Collected data
──────

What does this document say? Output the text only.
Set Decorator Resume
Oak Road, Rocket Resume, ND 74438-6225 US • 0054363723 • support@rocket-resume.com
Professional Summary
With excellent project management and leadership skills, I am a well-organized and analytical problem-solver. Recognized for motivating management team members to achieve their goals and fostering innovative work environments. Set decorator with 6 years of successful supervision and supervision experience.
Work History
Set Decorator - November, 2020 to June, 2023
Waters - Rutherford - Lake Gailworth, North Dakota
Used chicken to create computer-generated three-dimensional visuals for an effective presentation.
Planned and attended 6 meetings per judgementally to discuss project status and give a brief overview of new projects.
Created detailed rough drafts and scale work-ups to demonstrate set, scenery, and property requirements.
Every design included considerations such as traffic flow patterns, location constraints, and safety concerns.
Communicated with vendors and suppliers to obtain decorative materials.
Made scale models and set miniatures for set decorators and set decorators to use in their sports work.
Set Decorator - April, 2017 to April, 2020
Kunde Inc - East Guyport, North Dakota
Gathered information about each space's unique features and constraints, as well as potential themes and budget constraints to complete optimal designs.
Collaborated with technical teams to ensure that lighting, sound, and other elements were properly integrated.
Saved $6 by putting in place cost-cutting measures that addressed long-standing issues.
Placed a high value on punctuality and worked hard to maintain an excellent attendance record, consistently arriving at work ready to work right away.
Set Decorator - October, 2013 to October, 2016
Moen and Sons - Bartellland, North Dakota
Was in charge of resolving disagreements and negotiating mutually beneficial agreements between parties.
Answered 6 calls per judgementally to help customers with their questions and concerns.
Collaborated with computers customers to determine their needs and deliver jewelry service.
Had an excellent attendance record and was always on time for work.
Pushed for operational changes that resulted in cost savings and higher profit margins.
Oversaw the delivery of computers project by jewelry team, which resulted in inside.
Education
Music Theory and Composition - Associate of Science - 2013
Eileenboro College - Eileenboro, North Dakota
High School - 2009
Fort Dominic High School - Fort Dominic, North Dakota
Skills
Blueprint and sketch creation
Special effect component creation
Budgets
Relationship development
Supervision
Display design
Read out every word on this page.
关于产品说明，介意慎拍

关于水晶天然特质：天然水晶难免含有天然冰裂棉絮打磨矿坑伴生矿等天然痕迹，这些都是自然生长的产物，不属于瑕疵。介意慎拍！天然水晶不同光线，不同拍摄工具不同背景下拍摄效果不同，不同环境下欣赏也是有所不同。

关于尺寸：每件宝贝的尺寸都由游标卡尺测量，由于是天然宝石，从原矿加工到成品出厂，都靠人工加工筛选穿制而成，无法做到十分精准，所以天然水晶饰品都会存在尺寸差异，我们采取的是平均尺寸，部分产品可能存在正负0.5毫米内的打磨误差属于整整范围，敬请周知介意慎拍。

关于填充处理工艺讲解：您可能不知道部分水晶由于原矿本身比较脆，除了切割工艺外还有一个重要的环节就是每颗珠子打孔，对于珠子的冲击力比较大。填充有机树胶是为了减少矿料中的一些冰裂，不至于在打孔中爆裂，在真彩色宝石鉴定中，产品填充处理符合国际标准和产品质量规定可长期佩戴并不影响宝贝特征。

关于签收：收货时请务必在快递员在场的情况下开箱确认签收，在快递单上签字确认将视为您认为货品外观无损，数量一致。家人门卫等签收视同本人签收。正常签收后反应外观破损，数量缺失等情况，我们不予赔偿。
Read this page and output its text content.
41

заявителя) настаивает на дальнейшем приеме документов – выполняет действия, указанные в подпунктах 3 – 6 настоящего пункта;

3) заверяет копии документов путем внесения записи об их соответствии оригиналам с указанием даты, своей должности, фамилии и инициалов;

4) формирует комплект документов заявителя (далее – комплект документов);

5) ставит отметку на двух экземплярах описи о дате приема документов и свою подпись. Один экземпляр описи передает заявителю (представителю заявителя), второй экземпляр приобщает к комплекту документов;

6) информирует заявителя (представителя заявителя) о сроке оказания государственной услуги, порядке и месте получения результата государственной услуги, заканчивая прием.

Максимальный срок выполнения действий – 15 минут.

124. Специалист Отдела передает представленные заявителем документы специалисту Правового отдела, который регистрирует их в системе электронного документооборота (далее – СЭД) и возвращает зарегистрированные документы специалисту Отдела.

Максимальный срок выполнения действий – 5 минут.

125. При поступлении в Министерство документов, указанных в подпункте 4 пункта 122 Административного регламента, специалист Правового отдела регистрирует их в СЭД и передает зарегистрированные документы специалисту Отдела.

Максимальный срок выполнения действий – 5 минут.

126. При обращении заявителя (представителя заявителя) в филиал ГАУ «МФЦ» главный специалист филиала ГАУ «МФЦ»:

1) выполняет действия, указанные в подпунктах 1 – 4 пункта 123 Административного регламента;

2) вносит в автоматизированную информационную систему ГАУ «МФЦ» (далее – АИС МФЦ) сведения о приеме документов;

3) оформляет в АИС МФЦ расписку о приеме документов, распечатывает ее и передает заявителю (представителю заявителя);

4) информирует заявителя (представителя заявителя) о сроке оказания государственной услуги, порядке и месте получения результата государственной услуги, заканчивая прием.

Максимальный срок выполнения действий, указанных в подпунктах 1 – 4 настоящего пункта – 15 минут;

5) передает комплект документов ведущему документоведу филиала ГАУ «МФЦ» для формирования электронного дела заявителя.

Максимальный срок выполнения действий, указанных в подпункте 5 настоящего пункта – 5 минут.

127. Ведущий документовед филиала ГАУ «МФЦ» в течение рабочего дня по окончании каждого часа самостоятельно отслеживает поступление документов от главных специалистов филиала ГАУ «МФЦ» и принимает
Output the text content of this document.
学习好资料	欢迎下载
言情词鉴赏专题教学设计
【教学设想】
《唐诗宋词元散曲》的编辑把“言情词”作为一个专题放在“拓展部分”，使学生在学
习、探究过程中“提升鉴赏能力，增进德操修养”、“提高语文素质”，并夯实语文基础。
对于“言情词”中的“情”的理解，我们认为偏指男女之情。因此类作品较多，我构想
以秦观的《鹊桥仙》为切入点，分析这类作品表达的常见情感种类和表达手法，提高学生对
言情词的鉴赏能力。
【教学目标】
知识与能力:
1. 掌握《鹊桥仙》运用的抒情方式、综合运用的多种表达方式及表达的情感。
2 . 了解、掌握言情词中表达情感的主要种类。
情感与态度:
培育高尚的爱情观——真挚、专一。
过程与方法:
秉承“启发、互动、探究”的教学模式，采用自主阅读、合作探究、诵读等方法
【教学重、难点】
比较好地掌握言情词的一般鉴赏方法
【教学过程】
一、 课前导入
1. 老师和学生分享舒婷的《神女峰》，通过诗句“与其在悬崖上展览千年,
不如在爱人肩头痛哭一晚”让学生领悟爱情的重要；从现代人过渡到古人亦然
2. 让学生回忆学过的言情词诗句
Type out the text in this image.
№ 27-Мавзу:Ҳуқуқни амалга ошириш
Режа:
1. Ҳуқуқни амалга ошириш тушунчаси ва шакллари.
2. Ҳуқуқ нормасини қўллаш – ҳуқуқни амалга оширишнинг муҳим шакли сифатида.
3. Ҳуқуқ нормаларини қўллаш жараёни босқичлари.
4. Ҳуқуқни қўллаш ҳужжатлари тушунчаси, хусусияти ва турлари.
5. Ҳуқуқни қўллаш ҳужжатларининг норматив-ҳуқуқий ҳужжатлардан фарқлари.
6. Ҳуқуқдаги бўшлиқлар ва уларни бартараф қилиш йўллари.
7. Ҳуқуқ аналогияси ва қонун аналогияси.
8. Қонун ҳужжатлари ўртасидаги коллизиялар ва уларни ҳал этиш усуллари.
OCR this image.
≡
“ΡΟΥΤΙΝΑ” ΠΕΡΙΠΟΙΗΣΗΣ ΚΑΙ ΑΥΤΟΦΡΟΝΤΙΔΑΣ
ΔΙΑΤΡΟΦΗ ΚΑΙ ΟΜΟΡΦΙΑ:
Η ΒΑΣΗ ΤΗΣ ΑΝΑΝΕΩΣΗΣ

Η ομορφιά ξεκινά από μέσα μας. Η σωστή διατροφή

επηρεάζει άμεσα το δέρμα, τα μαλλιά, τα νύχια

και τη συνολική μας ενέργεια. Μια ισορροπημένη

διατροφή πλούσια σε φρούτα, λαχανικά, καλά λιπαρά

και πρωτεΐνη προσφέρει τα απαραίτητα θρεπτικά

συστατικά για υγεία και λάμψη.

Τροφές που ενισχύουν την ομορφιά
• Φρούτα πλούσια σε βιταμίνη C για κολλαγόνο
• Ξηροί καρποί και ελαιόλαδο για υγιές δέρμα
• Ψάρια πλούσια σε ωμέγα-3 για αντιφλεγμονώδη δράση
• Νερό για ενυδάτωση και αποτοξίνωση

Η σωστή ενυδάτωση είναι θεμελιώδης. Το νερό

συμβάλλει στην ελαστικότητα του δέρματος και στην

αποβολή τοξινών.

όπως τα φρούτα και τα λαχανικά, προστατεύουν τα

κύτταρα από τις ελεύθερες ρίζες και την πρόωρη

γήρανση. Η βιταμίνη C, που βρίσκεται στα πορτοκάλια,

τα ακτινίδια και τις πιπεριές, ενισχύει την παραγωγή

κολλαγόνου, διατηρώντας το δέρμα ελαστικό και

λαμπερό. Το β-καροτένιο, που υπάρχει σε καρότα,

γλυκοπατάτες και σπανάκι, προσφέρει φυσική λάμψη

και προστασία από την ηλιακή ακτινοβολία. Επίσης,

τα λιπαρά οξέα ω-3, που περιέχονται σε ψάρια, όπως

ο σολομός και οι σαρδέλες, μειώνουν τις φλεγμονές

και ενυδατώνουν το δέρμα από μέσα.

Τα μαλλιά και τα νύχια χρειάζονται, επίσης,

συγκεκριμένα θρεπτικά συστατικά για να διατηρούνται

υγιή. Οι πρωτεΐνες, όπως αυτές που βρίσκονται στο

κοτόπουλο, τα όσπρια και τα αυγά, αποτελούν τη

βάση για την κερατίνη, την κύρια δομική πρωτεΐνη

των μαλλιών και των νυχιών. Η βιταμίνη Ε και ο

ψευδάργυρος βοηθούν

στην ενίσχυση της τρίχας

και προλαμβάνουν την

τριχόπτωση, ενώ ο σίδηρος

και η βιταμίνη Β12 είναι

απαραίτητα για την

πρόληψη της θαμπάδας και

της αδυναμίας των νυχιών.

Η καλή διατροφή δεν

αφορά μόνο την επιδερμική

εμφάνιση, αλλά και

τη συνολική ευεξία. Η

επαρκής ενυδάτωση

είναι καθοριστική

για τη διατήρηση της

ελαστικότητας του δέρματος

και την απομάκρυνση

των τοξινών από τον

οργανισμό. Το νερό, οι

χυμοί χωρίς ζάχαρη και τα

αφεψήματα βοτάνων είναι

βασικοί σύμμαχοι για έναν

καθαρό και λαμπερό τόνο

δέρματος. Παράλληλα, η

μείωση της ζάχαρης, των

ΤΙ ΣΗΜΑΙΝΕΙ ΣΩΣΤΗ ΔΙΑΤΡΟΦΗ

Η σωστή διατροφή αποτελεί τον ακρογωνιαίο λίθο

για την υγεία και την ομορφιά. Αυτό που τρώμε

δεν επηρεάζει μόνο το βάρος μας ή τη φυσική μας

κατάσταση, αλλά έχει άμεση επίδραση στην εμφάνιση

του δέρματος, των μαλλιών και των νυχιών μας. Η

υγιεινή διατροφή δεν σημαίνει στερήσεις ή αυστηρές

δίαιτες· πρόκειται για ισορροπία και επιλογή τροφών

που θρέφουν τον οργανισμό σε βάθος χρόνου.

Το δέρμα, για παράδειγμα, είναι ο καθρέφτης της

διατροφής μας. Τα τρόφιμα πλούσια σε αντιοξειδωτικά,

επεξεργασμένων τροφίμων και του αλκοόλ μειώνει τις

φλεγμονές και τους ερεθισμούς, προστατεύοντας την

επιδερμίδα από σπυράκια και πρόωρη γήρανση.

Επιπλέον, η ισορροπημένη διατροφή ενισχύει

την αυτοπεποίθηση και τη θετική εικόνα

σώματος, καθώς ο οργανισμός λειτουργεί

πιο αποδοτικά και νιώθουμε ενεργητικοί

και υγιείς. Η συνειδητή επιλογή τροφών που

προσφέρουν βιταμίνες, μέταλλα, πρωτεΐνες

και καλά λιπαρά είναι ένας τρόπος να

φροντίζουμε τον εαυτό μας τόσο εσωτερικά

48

──────

▶ _EXERCISE DETAILS_
Where a line above contains the word "excellent", copy that line.

▶ _SOLUTION_
With excellent project management and leadership skills, I am a well-organized and analytical problem-solver. Recognized for motivating management team members to achieve their goals and fostering innovative work environments. Set decorator with 6 years of successful supervision and supervision experience.
Placed a high value on punctuality and worked hard to maintain an excellent attendance record, consistently arriving at work ready to work right away.
Had an excellent attendance record and was always on time for work.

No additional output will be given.